_Description of the task:_ Write out the entire listing below exactly as it appears, minus any pictures.

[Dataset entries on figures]

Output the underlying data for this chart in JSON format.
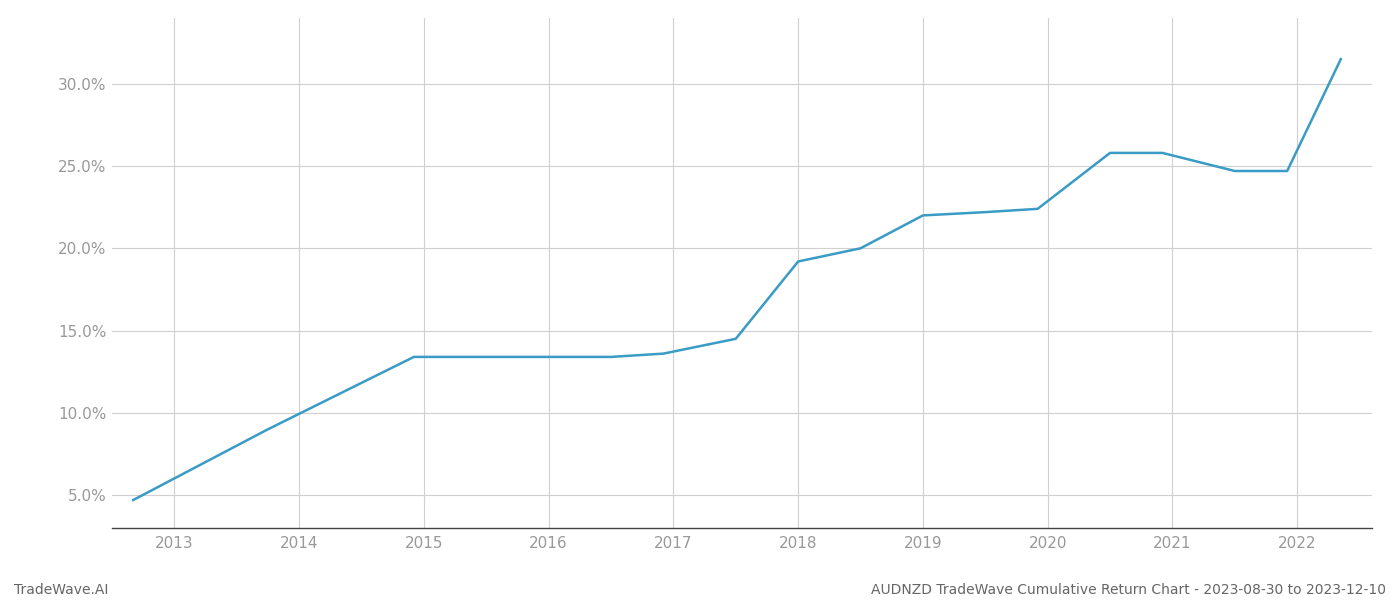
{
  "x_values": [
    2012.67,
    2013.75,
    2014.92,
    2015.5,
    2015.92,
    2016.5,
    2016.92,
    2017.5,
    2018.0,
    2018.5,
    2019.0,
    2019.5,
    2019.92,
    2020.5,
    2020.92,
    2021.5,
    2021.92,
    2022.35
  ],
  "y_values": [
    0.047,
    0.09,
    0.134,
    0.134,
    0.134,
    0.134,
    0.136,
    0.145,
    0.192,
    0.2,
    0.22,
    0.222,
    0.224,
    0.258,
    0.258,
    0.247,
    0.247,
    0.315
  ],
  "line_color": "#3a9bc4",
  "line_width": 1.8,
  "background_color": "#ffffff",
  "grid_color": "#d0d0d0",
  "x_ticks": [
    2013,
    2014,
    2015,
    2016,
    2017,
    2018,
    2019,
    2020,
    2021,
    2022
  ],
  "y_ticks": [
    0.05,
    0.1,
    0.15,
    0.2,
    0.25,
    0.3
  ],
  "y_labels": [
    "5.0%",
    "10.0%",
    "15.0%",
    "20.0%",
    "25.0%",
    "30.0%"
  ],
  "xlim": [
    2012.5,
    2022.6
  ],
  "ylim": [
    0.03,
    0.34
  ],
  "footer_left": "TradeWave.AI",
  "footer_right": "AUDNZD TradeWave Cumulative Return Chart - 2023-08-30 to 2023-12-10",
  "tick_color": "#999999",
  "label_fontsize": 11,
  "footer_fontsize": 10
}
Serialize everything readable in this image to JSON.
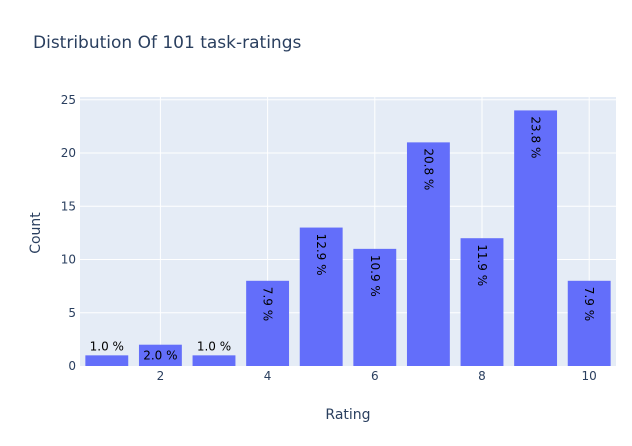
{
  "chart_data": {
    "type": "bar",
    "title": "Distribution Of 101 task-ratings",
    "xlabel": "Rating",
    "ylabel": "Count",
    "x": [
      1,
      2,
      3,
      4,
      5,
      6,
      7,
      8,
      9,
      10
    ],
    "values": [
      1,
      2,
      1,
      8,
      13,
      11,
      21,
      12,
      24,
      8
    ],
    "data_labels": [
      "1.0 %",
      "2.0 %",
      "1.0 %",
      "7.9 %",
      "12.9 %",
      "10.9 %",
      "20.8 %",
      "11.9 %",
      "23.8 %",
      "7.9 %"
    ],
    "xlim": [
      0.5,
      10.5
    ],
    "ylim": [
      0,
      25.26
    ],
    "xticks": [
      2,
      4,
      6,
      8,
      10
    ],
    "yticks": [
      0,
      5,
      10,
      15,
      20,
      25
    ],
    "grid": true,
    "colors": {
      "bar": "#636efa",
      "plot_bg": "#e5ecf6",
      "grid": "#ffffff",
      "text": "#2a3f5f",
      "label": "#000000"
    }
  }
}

_Solved exercise:_
Output the underlying data for this chart in JSON format.
{
  "x_values": [
    2012.67,
    2013.75,
    2014.92,
    2015.5,
    2015.92,
    2016.5,
    2016.92,
    2017.5,
    2018.0,
    2018.5,
    2019.0,
    2019.5,
    2019.92,
    2020.5,
    2020.92,
    2021.5,
    2021.92,
    2022.35
  ],
  "y_values": [
    0.047,
    0.09,
    0.134,
    0.134,
    0.134,
    0.134,
    0.136,
    0.145,
    0.192,
    0.2,
    0.22,
    0.222,
    0.224,
    0.258,
    0.258,
    0.247,
    0.247,
    0.315
  ],
  "line_color": "#3a9bc4",
  "line_width": 1.8,
  "background_color": "#ffffff",
  "grid_color": "#d0d0d0",
  "x_ticks": [
    2013,
    2014,
    2015,
    2016,
    2017,
    2018,
    2019,
    2020,
    2021,
    2022
  ],
  "y_ticks": [
    0.05,
    0.1,
    0.15,
    0.2,
    0.25,
    0.3
  ],
  "y_labels": [
    "5.0%",
    "10.0%",
    "15.0%",
    "20.0%",
    "25.0%",
    "30.0%"
  ],
  "xlim": [
    2012.5,
    2022.6
  ],
  "ylim": [
    0.03,
    0.34
  ],
  "footer_left": "TradeWave.AI",
  "footer_right": "AUDNZD TradeWave Cumulative Return Chart - 2023-08-30 to 2023-12-10",
  "tick_color": "#999999",
  "label_fontsize": 11,
  "footer_fontsize": 10
}
Serialize everything readable in this image to JSON.
{
  "chart_data": {
    "type": "bar",
    "title": "Distribution Of 101 task-ratings",
    "xlabel": "Rating",
    "ylabel": "Count",
    "x": [
      1,
      2,
      3,
      4,
      5,
      6,
      7,
      8,
      9,
      10
    ],
    "values": [
      1,
      2,
      1,
      8,
      13,
      11,
      21,
      12,
      24,
      8
    ],
    "data_labels": [
      "1.0 %",
      "2.0 %",
      "1.0 %",
      "7.9 %",
      "12.9 %",
      "10.9 %",
      "20.8 %",
      "11.9 %",
      "23.8 %",
      "7.9 %"
    ],
    "xlim": [
      0.5,
      10.5
    ],
    "ylim": [
      0,
      25.26
    ],
    "xticks": [
      2,
      4,
      6,
      8,
      10
    ],
    "yticks": [
      0,
      5,
      10,
      15,
      20,
      25
    ],
    "grid": true,
    "colors": {
      "bar": "#636efa",
      "plot_bg": "#e5ecf6",
      "grid": "#ffffff",
      "text": "#2a3f5f",
      "label": "#000000"
    }
  }
}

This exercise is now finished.